- _Dokumentauszug_
..............................
Die Schau mit ihren 220 Fotografien ist aus Rotterdam nach München übersiedelt. Kuratiert hat sie Thierry-Maxime Loriot, der in der Kunsthalle München bereits extrem erfolgreich "Jean Paul Gaultier. From the Sidewalk to the Catwalk" inszeniert hatte. So manchem Münchner mag noch das Plakat in Erinnerung sein - auch ihm lag eine Aufnahme von Peter Lindbergh zugrunde. Thierry-Maxime Loriot sagt, "diese Ausstellung bietet keinen chronologischen, sondern einen thematischen Überblick. Die Besucher können die Welt von Peter Lindbergh erkunden, seinen einmaligen Blick auf jene Themen, zu denen er immer wieder zurückkehrt".

Das wären zum Beispiel die Frauen und die Ästhetik der Zwanzigerjahre, die Visionen von Fritz Langs Stummfilmklassiker "Metropolis" und die Bezüge zu Lindberghs großen Vorbildern wie August Sander oder Man Ray. Da ist die Garçonne mit ihrem Bubikopf, der einer jungen Nadja Auermann ebenso gut zu Gesichte steht, wie Naomi Campbell. Dort findet man immer wieder die Gegenüberstellung von Mensch und Maschine, die großen Zahnräder, den Dampf, die Förderbänder.
..............................
- _Aufgelistete Zeilen_
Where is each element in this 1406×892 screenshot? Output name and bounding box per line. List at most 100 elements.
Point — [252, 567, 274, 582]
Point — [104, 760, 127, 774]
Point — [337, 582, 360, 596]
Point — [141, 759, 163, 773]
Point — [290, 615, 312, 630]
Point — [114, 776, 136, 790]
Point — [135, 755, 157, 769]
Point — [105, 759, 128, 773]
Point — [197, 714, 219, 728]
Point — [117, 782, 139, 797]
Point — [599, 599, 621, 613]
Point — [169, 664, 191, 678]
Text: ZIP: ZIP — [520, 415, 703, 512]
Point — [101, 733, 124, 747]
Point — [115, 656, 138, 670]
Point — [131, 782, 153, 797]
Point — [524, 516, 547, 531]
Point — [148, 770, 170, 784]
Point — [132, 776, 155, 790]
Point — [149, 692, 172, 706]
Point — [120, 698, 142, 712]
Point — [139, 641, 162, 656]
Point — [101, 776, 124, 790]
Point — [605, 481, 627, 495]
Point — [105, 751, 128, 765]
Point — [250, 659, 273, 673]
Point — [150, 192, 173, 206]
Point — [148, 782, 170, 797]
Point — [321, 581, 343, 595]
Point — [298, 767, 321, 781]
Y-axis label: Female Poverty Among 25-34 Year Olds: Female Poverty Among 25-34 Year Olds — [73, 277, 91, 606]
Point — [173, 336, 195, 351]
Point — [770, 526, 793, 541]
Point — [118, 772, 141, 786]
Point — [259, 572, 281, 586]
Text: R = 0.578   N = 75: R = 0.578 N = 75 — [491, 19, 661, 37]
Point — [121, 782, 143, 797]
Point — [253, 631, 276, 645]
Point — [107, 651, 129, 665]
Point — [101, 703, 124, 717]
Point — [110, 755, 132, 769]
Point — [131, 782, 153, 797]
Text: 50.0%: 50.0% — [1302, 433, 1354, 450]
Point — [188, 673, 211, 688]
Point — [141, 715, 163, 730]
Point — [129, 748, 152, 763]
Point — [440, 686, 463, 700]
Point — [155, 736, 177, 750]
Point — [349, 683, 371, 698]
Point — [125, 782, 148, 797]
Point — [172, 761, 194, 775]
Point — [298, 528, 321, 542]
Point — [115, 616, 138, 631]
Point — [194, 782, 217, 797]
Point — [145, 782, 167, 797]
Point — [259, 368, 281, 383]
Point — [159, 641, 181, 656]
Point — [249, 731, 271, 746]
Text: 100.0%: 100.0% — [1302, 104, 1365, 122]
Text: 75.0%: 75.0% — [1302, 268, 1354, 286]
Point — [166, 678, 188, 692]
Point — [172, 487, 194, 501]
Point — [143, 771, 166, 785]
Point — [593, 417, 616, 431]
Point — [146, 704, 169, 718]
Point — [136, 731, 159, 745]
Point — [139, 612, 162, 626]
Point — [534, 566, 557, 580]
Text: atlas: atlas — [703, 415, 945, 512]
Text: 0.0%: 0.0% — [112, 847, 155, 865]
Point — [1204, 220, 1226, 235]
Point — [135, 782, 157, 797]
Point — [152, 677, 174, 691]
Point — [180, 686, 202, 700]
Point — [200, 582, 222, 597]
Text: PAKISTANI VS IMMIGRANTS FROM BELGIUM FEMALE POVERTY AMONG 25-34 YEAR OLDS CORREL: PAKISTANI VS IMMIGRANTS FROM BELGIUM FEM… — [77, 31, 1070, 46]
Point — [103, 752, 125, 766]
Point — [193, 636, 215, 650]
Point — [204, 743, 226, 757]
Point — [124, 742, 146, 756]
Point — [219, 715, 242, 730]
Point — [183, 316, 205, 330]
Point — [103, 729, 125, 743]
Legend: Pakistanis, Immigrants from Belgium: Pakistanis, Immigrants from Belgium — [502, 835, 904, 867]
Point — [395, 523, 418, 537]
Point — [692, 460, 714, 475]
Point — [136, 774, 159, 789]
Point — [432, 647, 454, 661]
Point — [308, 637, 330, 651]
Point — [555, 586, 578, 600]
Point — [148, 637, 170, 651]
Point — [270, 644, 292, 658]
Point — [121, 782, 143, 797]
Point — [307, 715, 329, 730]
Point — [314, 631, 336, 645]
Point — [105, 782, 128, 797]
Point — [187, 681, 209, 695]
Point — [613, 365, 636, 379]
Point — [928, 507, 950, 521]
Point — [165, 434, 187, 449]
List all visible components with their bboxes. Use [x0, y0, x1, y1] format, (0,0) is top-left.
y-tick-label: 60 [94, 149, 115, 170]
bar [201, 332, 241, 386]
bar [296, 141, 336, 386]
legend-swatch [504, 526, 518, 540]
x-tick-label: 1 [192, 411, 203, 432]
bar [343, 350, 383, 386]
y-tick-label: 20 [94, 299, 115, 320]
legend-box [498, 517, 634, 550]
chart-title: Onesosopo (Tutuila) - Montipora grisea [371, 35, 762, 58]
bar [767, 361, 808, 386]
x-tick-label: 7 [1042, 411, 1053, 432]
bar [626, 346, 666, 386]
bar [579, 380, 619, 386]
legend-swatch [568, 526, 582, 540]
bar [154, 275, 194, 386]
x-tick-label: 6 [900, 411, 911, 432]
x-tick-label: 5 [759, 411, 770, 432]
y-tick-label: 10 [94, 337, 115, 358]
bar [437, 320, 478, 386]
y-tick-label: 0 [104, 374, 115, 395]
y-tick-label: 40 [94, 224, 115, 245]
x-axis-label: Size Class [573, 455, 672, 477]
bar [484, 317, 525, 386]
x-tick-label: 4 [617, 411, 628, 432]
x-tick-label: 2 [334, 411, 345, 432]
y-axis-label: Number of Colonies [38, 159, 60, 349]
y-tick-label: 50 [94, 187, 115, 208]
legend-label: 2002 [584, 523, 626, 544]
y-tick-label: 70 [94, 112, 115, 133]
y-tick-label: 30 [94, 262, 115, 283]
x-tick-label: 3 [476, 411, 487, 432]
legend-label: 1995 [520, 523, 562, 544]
..............................
- _Zu erledigen_
A - Wer hat die Ausstellung kuratiert, die im Dokumentauszug beschrieben wird?
B - Schreiben Sie aus dem Dokumentauszug den Abschnitt ab, der bei „Das wären zum“ beginnt und bei „den Dampf, die Förderbänder.“ endet.
C - Fassen Sie den Absatz im Dokumentauszug, der mit „Das wären zum Beispiel“ beginnt, als Stichpunktliste zusammen.
Die Zeilen spielen hierfür keine Rolle.

- _Antworten je Aufgabe_
A - Thierry-Maxime Loriot.

B -
Das wären zum Beispiel die Frauen und die Ästhetik der Zwanzigerjahre, die Visionen von Fritz Langs Stummfilmklassiker "Metropolis" und die Bezüge zu Lindberghs großen Vorbildern wie August Sander oder Man Ray. Da ist die Garçonne mit ihrem Bubikopf, der einer jungen Nadja Auermann ebenso gut zu Gesichte steht, wie Naomi Campbell. Dort findet man immer wieder die Gegenüberstellung von Mensch und Maschine, die großen Zahnräder, den Dampf, die Förderbänder.

C -
- Frauen und Ästhetik der Zwanzigerjahre
- Visionen aus Fritz Langs Stummfilmklassiker „Metropolis“
- Bezüge zu Lindberghs großen Vorbildern wie August Sander oder Man Ray
- die Garçonne mit Bubikopf, der einer jungen Nadja Auermann ebenso gut steht wie Naomi Campbell
- wiederkehrend die Gegenüberstellung von Mensch und Maschine: große Zahnräder, Dampf, Förderbänder